▶ [What you should do]
From the entries below, list each line with "Monday".

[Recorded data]
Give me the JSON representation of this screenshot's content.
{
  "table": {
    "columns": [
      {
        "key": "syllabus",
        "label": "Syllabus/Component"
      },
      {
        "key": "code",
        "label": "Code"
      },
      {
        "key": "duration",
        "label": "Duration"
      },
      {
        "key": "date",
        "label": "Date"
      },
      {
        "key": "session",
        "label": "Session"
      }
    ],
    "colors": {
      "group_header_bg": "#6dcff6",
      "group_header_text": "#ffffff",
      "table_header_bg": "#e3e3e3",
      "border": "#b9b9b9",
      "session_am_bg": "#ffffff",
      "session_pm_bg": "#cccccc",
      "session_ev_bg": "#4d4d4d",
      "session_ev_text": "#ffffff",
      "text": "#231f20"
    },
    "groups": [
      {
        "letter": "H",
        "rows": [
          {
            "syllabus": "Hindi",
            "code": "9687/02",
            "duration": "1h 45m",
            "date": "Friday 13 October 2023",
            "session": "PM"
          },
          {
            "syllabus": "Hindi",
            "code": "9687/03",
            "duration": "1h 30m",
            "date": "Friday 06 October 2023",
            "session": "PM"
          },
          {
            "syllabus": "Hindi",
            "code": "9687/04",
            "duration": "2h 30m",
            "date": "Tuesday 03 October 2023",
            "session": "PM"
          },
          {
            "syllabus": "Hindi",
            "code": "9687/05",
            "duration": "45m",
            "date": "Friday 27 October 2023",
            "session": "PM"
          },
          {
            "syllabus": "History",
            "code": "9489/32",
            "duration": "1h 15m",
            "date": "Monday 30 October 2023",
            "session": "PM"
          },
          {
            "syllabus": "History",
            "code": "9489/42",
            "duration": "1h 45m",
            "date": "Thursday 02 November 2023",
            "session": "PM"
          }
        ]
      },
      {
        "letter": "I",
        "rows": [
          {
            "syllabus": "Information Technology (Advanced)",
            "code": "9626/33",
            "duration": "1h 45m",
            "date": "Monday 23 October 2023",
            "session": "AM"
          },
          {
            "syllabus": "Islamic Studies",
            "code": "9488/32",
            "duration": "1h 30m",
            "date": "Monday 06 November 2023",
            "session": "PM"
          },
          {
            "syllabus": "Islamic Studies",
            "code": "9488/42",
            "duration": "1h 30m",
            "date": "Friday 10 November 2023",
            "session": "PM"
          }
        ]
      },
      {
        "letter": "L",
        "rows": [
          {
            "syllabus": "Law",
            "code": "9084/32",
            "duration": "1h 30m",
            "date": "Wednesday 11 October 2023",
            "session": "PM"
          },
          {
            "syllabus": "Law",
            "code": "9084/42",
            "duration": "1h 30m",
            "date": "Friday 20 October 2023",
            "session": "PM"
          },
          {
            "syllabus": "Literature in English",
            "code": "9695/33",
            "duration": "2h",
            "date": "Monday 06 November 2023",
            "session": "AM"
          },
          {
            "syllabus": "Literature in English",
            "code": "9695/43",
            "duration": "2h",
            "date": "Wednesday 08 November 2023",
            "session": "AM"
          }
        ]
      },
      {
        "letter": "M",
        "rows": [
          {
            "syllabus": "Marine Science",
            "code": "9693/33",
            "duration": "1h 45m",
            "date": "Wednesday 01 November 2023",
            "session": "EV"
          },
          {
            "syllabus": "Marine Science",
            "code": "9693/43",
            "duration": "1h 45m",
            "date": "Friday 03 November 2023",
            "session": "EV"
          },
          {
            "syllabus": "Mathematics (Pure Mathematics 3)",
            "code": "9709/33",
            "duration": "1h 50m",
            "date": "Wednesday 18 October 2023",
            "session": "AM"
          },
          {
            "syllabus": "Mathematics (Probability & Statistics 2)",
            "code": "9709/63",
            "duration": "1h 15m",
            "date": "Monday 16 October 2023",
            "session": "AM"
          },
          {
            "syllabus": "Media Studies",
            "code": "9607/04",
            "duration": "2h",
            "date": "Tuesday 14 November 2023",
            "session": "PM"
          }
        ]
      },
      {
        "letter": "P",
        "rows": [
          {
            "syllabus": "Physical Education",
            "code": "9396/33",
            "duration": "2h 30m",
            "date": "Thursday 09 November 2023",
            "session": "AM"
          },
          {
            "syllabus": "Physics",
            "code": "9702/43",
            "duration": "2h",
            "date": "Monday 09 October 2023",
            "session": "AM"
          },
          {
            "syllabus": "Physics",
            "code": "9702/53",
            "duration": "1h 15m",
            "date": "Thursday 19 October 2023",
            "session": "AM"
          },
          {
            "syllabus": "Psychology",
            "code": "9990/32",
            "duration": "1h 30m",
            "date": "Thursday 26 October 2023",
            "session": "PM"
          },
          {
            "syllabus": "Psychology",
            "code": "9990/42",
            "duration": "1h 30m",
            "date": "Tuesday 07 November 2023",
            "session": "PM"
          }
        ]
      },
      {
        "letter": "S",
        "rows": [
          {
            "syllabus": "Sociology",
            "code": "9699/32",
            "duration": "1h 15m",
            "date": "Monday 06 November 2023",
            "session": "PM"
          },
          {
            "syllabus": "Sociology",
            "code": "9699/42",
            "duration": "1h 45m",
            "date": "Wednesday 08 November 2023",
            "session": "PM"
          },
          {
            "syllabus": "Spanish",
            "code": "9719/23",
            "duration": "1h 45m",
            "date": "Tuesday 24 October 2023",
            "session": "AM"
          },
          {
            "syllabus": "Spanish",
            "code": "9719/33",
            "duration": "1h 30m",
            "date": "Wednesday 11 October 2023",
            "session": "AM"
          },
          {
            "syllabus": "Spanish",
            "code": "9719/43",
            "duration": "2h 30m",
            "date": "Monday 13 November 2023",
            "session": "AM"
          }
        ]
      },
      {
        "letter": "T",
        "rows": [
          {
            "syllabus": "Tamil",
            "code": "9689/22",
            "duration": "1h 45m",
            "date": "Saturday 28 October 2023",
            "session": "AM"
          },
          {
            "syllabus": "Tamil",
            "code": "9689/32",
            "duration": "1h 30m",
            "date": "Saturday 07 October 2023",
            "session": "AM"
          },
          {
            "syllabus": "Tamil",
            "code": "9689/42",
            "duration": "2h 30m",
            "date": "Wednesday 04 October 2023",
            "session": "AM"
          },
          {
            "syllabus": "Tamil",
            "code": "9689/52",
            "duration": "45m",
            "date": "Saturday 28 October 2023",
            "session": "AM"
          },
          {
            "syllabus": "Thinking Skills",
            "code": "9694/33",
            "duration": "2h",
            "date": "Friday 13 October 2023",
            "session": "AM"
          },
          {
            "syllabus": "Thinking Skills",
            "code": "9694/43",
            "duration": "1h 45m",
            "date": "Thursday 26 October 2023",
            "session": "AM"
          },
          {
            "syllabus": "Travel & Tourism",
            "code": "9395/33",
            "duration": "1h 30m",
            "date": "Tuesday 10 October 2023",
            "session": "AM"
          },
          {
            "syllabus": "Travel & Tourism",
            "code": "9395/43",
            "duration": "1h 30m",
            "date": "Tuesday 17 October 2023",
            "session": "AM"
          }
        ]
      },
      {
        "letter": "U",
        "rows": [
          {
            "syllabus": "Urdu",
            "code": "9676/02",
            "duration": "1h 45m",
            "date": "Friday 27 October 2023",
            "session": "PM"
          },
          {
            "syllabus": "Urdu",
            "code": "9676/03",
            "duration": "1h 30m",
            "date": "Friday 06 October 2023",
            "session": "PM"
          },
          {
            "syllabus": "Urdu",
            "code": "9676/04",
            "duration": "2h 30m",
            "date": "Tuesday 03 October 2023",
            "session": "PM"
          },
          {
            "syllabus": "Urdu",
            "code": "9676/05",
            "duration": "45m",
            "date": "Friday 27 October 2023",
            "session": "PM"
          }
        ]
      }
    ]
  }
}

▶ [Answer to the task]
            "date": "Monday 30 October 2023",
            "date": "Monday 23 October 2023",
            "date": "Monday 06 November 2023",
            "date": "Monday 06 November 2023",
            "date": "Monday 16 October 2023",
            "date": "Monday 09 October 2023",
            "date": "Monday 06 November 2023",
            "date": "Monday 13 November 2023",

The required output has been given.